_THE EXERCISE_.
Your task is to repeat the entries word for word while leaving out the pictures.

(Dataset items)
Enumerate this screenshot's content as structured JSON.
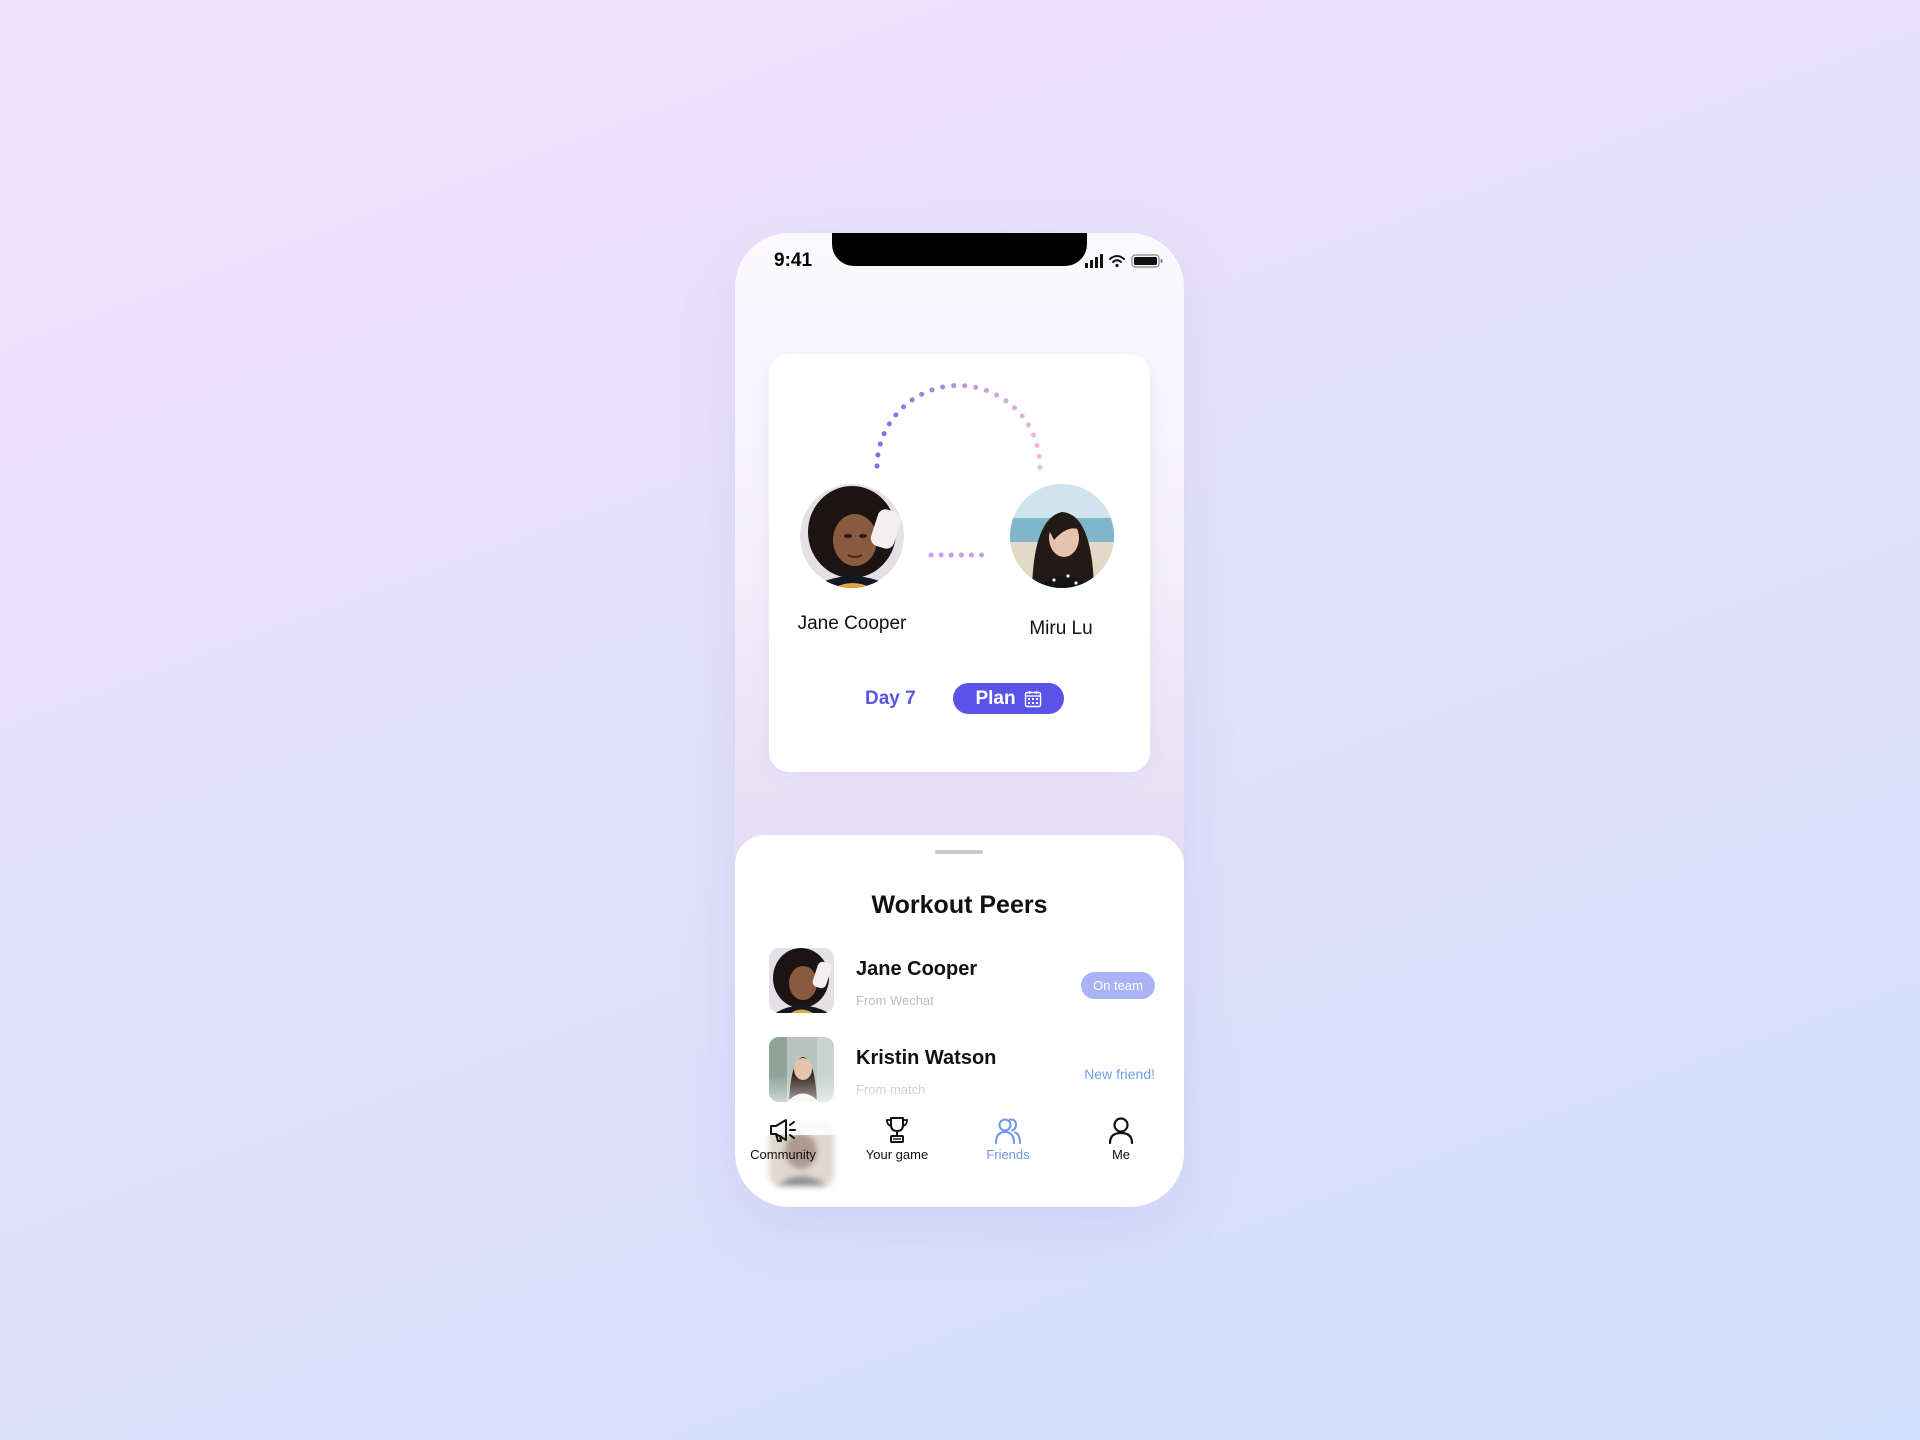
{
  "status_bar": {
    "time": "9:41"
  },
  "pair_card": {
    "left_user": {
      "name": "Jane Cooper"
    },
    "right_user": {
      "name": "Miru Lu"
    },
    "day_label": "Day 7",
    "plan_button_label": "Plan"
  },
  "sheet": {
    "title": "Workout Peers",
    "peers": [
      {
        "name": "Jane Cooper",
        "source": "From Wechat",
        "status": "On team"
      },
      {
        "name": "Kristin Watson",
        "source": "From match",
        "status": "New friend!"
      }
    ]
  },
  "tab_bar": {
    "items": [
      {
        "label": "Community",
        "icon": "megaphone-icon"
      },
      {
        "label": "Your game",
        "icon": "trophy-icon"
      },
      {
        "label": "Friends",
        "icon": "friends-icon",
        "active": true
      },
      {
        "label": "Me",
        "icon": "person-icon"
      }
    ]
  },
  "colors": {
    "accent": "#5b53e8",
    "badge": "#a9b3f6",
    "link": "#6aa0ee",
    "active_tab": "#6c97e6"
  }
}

_THE ANSWER_.
Enumerate this screenshot's content as structured JSON.
{
  "status_bar": {
    "time": "9:41"
  },
  "pair_card": {
    "left_user": {
      "name": "Jane Cooper"
    },
    "right_user": {
      "name": "Miru Lu"
    },
    "day_label": "Day 7",
    "plan_button_label": "Plan"
  },
  "sheet": {
    "title": "Workout Peers",
    "peers": [
      {
        "name": "Jane Cooper",
        "source": "From Wechat",
        "status": "On team"
      },
      {
        "name": "Kristin Watson",
        "source": "From match",
        "status": "New friend!"
      }
    ]
  },
  "tab_bar": {
    "items": [
      {
        "label": "Community",
        "icon": "megaphone-icon"
      },
      {
        "label": "Your game",
        "icon": "trophy-icon"
      },
      {
        "label": "Friends",
        "icon": "friends-icon",
        "active": true
      },
      {
        "label": "Me",
        "icon": "person-icon"
      }
    ]
  },
  "colors": {
    "accent": "#5b53e8",
    "badge": "#a9b3f6",
    "link": "#6aa0ee",
    "active_tab": "#6c97e6"
  }
}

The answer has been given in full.